▶ Directive
Pull out every line from the listing that has the word "this".

* Begin Records supplied *

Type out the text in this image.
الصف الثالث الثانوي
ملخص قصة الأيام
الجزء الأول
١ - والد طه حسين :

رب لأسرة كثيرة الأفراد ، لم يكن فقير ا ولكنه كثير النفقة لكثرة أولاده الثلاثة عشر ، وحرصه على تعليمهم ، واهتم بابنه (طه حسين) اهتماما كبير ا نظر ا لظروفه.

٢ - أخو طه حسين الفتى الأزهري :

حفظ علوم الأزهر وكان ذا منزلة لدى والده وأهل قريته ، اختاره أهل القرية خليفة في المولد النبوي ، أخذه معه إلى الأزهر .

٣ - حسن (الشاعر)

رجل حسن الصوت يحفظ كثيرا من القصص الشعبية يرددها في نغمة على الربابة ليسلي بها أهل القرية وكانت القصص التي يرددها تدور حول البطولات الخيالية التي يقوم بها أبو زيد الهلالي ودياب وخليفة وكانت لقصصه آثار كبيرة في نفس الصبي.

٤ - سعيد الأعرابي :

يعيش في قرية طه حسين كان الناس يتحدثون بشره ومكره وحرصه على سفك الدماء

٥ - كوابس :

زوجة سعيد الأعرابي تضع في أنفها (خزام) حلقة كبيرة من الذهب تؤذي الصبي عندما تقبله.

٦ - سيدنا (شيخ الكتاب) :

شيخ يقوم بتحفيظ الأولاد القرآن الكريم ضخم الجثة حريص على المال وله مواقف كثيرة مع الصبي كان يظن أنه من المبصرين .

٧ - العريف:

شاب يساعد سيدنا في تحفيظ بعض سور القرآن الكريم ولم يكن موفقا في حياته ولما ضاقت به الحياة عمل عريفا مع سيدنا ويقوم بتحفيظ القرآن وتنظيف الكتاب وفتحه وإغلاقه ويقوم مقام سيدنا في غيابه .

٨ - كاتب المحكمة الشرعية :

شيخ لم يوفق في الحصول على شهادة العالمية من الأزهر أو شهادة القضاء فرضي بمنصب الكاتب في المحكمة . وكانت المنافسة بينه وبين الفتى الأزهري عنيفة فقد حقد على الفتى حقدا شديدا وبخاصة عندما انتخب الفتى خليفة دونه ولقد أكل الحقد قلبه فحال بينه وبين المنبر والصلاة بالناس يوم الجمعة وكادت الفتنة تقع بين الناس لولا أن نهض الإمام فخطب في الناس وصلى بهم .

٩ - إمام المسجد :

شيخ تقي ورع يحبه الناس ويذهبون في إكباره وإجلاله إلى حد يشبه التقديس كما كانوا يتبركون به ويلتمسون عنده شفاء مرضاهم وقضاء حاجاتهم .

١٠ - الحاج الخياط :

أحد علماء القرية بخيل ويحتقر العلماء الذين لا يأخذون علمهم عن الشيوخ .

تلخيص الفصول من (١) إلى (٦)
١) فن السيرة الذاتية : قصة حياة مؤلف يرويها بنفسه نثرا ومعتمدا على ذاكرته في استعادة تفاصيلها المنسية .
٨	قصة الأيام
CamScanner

* End Records supplied *
* Begin Records supplied *

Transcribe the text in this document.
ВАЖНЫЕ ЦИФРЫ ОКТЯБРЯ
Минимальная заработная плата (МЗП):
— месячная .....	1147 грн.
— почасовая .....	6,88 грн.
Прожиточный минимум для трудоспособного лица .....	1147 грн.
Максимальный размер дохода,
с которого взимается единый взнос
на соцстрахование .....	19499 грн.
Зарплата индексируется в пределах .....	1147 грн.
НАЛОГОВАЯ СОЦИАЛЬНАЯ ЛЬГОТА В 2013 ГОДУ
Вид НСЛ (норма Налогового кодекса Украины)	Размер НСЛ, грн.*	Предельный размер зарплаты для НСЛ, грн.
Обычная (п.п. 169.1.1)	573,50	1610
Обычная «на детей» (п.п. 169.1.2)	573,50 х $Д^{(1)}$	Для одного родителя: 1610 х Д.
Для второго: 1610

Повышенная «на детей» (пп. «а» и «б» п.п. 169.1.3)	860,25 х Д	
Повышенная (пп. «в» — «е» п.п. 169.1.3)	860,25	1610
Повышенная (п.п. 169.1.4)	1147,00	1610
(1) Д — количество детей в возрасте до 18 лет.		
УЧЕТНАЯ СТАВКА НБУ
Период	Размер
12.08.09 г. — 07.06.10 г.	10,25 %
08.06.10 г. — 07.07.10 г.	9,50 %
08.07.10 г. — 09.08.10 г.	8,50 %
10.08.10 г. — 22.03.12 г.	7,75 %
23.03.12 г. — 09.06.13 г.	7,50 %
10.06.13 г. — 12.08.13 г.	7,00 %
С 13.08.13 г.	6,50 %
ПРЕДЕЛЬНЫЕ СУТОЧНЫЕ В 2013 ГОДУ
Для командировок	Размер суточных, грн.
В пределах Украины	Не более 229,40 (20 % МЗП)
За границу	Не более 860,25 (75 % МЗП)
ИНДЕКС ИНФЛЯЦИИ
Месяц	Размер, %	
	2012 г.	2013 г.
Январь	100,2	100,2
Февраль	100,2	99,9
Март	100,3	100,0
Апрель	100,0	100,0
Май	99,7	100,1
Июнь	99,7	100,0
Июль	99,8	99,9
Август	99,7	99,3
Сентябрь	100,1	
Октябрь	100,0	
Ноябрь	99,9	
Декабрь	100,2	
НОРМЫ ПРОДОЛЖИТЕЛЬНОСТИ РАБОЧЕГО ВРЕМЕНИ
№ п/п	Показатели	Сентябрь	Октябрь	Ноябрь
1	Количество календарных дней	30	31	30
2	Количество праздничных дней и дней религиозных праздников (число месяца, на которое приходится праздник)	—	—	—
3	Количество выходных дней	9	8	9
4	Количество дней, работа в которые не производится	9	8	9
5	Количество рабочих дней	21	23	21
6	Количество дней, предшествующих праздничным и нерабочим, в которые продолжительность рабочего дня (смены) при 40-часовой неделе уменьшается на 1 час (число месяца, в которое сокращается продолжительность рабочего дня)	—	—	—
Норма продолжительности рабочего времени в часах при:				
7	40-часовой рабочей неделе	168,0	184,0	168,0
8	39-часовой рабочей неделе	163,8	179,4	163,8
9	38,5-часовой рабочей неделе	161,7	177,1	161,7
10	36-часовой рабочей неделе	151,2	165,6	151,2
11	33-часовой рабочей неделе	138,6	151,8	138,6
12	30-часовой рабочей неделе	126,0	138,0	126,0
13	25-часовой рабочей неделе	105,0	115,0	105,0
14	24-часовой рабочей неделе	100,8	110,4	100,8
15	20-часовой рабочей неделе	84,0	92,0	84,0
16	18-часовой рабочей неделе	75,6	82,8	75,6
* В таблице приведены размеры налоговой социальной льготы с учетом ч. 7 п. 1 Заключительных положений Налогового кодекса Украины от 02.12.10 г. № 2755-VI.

* End Records supplied *

▶ Answer in full
Type out the text in this image.
Transcribe the text in this document.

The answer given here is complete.